Secretary of State Marco Rubio certainly understands this. In February 2024, he became the first U.S. senator to visit Paraguay in 40 years. Just six months ago, Rubio hosted a ceremony at the State Department to celebrate the new Status of Forces Agreement under which U.S. troops might operate inside the country while on joint operations and exercises. Transforming that into a more permanent agreement is simply a matter of President Donald Trump and Rubio signaling their desire.

To Trump and Rubio’s credit, they are willing to break with decades of diplomatic inertia to reconsider American priorities. This is one of the reasons why the Trump administration has moved to embrace the Democratic Republic of Congo. Economists and geologists estimate that more than $24 trillion in strategic minerals, metals, and rare earths lie buried inside Africa’s second-largest country. While previous administrations have largely deferred the DRC’s resources to China, Trump has sought to deal with President Felix Tshisekedi to win a share of the DRC’s rare earths for American industry.

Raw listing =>

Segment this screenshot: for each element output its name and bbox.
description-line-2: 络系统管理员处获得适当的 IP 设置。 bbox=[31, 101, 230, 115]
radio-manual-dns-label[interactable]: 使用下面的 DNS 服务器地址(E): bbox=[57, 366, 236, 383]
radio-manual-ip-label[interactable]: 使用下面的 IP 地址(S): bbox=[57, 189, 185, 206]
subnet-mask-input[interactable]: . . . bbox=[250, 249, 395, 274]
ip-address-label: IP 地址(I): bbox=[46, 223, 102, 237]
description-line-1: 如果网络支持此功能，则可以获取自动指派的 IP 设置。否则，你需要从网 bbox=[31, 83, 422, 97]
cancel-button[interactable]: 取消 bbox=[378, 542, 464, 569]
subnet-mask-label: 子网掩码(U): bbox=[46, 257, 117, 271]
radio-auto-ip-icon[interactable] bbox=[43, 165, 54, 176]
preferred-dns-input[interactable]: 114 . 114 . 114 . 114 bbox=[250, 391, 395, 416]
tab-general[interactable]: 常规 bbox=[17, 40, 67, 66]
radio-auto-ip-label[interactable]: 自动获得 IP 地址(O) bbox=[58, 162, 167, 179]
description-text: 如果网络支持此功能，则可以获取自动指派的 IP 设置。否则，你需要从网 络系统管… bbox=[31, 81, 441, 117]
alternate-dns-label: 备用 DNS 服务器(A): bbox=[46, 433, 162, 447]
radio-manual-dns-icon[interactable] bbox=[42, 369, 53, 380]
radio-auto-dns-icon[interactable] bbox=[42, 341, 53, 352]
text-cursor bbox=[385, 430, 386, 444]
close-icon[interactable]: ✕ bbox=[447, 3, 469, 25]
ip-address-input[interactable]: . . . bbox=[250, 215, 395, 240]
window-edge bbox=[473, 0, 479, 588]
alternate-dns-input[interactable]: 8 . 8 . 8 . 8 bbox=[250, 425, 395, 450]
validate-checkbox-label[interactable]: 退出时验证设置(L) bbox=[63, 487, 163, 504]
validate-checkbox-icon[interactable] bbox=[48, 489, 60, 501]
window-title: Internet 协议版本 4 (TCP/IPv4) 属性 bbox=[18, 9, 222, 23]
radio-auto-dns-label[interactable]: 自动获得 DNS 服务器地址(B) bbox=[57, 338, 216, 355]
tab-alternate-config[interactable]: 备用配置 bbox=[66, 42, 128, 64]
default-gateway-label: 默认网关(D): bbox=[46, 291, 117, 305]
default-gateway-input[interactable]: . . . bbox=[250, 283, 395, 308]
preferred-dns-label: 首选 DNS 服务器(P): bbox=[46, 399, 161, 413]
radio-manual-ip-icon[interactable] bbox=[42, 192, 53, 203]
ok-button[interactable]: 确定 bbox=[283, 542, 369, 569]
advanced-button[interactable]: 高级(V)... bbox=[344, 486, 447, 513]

EXERCISE INSTRUCTIONS =>
[1] Can you update the listing from its start up to and including the line with "radio-manual-ip-label[interactable]: 使用下面的 IP", replacing "screenshot" with "screen capture" and leaving everything else unchanged?
[2] What comes next in the passage on the Trump administration's approach to Paraguay and the Democratic Republic of Congo? Continue it from its last sentence.

RESPONSES PER TASK =>
[1]
Segment this screen capture: for each element output its name and bbox.
description-line-2: 络系统管理员处获得适当的 IP 设置。 bbox=[31, 101, 230, 115]
radio-manual-dns-label[interactable]: 使用下面的 DNS 服务器地址(E): bbox=[57, 366, 236, 383]
radio-manual-ip-label[interactable]: 使用下面的 IP 地址(S): bbox=[57, 189, 185, 206]

[2]
The problem is the DRC itself. Just as two decades ago, pundits spoke of Afghanistan’s economic potential because of the potentially multitrillion-dollar windfall buried underneath its mountains, the DRC’s mineral wealth means nothing if companies are unable to extract it because of instability. Tshisekedi does not help. To deflect attention from his own inabilities, he has fanned ethnic tensions not only in eastern DRC but in Western DRC as well. While the Trump administration condemns the M23 insurgency or alleges Rwandan roots, the reality is that it began as a good governance movement seeking implementation of promised reforms. A 2024 embed with the group showed that it provided better security and communal peace than Tshisekedi’s regime. Corruption hampers the success of any DRC contracts. The DRC remains among the world’s most corrupt countries, with no improvement since Tshisekedi came to power.

Paraguay is an emerging economy that has struggled in the same surveys, but it outperforms the DRC and is immune to the insurgencies and government instability that the DRC faces. At the same time, it has the basic infrastructure — roads and airports — that the DRC lacks. Most importantly, it can be a hub, if not the source, of strategic minerals and metals. Paraguay is nearly as close to Chile’s lithium-rich Antofagasta region as the Chilean capital Santiago. It likely has its own lithium in saline groundwater trapped beneath its Chaco region.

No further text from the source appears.